** Start of Stored data **

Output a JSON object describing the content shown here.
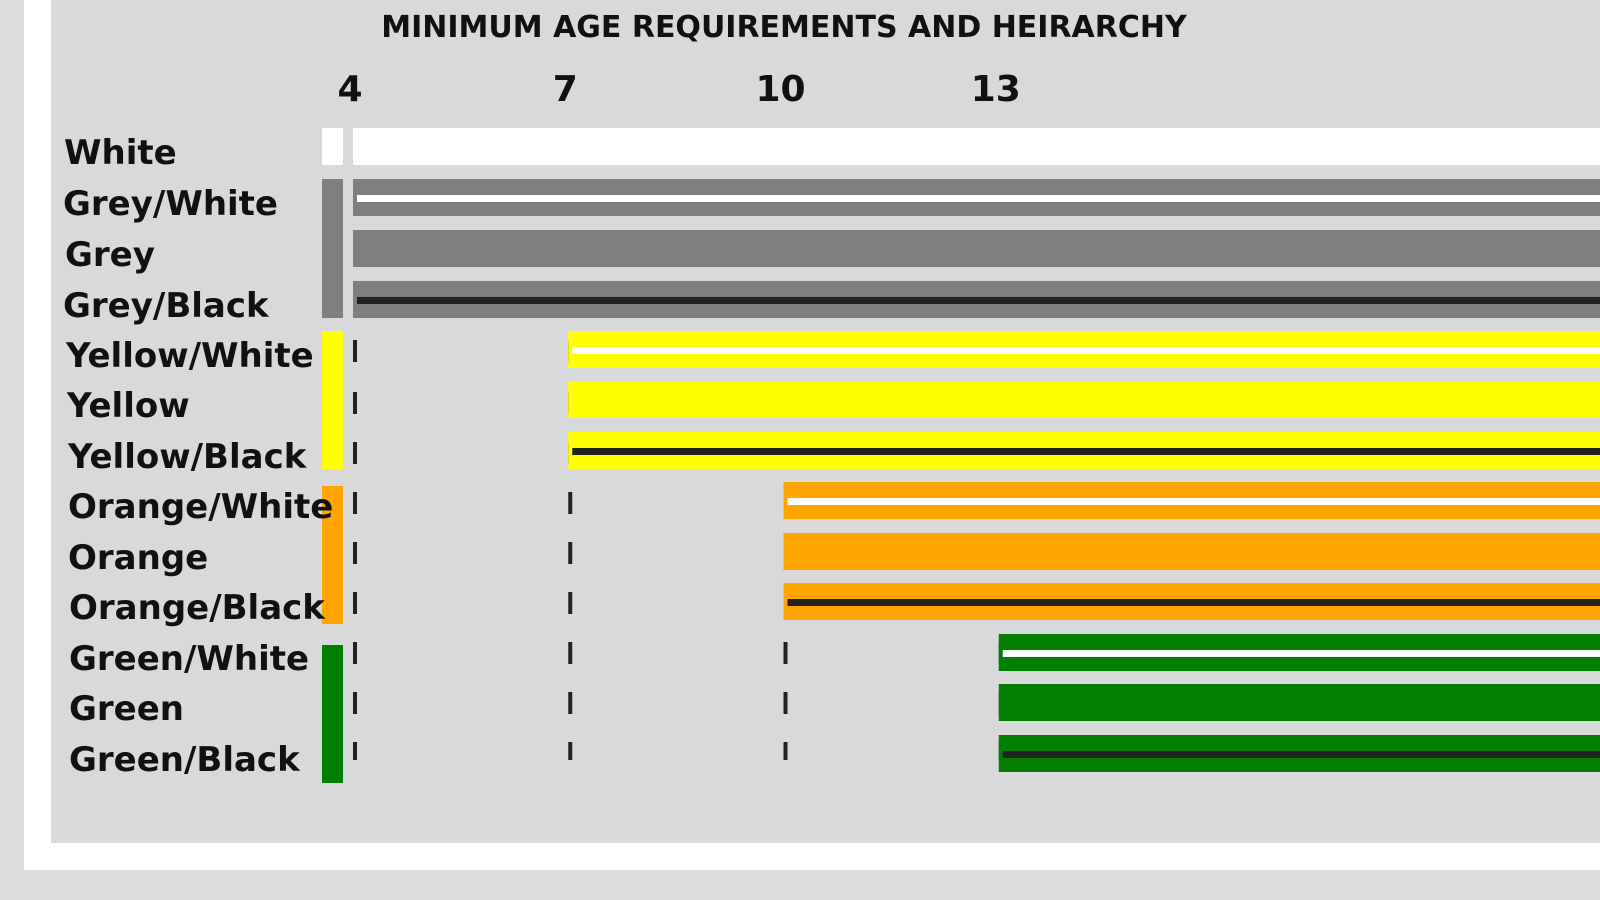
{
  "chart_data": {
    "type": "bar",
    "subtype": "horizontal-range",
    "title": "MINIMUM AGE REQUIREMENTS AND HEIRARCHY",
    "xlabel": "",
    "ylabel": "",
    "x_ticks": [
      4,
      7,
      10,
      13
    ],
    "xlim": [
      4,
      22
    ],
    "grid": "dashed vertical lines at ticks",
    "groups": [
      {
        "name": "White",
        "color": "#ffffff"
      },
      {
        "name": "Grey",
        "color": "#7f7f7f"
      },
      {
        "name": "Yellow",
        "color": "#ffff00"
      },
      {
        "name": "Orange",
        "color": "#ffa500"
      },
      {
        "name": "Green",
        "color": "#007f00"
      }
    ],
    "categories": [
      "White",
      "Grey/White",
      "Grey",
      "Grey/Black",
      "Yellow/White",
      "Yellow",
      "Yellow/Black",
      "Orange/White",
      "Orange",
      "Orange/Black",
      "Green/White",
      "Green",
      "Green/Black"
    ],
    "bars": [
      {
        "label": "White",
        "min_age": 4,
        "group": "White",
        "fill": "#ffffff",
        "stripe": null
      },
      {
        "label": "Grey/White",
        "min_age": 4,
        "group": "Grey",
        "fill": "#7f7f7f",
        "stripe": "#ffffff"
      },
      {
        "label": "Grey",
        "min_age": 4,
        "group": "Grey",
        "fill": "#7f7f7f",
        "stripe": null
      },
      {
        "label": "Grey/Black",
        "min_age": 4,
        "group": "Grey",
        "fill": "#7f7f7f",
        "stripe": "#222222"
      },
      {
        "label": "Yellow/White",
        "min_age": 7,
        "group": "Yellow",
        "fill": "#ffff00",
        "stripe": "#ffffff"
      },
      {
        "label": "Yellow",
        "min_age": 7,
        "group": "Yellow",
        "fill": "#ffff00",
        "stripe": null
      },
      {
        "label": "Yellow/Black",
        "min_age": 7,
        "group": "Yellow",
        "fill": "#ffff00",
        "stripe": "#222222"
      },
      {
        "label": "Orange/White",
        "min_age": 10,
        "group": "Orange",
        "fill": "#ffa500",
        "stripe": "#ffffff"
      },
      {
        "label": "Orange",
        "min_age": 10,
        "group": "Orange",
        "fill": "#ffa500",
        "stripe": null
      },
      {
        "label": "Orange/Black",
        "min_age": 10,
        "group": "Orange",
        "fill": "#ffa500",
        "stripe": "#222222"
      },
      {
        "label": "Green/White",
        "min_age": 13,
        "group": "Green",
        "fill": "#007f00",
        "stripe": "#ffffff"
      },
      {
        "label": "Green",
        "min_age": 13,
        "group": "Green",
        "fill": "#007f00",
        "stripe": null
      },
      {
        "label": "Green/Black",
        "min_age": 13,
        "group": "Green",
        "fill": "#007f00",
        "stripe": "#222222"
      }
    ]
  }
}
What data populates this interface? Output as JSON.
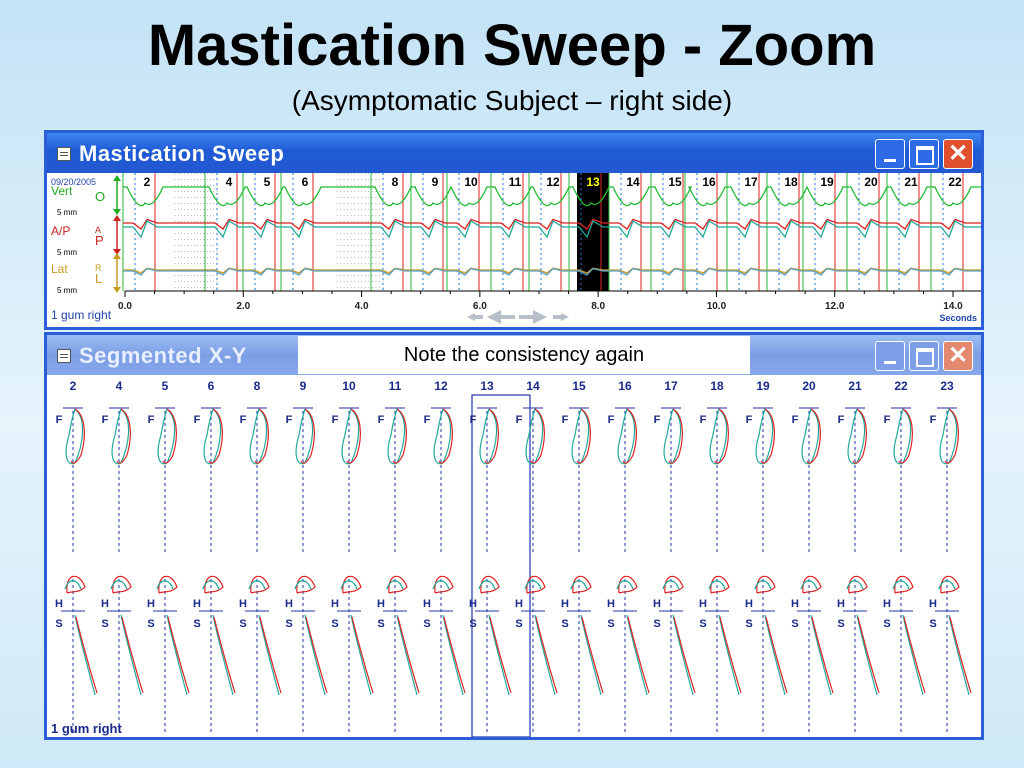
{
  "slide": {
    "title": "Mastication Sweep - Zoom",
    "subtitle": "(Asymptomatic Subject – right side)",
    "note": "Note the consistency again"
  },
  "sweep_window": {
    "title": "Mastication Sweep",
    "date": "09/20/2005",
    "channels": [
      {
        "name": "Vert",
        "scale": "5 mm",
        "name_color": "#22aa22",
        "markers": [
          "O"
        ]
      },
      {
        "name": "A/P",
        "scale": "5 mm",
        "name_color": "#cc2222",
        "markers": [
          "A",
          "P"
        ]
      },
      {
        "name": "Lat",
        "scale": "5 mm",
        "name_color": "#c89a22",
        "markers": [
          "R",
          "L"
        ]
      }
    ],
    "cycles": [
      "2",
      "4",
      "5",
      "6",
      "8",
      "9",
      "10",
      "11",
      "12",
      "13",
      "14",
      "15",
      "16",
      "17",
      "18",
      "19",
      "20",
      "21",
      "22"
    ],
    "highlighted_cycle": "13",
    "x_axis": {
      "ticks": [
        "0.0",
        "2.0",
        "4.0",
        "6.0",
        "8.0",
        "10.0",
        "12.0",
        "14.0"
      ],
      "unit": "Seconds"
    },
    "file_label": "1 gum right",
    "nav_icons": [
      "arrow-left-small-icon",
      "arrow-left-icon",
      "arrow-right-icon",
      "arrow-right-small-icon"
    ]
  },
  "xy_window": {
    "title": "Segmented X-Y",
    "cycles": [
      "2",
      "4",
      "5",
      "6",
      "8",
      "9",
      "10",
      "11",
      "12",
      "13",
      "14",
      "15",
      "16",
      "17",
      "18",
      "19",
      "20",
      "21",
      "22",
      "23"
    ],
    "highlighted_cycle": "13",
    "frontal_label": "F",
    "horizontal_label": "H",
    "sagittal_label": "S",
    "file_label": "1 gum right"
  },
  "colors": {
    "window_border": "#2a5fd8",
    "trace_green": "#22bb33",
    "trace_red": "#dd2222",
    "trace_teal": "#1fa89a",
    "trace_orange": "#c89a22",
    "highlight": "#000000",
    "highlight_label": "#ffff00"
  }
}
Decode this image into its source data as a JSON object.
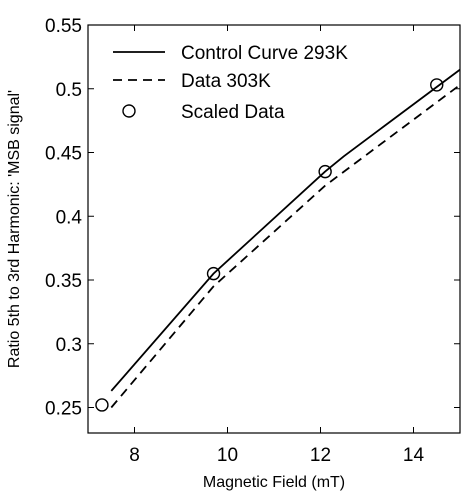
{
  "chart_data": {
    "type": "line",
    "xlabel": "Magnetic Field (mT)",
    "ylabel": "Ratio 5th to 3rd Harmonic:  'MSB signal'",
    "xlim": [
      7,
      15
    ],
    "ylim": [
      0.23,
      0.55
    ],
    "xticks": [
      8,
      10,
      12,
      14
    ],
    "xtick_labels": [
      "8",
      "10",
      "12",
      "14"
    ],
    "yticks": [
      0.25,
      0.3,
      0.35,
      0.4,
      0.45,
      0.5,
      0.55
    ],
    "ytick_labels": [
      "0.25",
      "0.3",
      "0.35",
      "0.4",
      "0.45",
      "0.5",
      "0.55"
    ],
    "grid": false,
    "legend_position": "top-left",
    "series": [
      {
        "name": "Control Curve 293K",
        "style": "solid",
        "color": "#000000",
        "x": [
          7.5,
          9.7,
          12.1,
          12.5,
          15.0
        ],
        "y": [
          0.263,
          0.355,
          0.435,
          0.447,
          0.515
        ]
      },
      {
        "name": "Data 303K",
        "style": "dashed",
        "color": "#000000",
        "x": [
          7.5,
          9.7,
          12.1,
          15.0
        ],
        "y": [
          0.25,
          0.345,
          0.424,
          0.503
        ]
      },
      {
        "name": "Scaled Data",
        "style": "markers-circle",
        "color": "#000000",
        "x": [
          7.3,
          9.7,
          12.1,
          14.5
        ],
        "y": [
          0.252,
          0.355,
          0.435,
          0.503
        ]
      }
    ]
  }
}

** End of Stored data **

* Direction: Examine the listing and say how many of its lines contain the string "Mastication". Give the number alone.

* Answer to the task: 2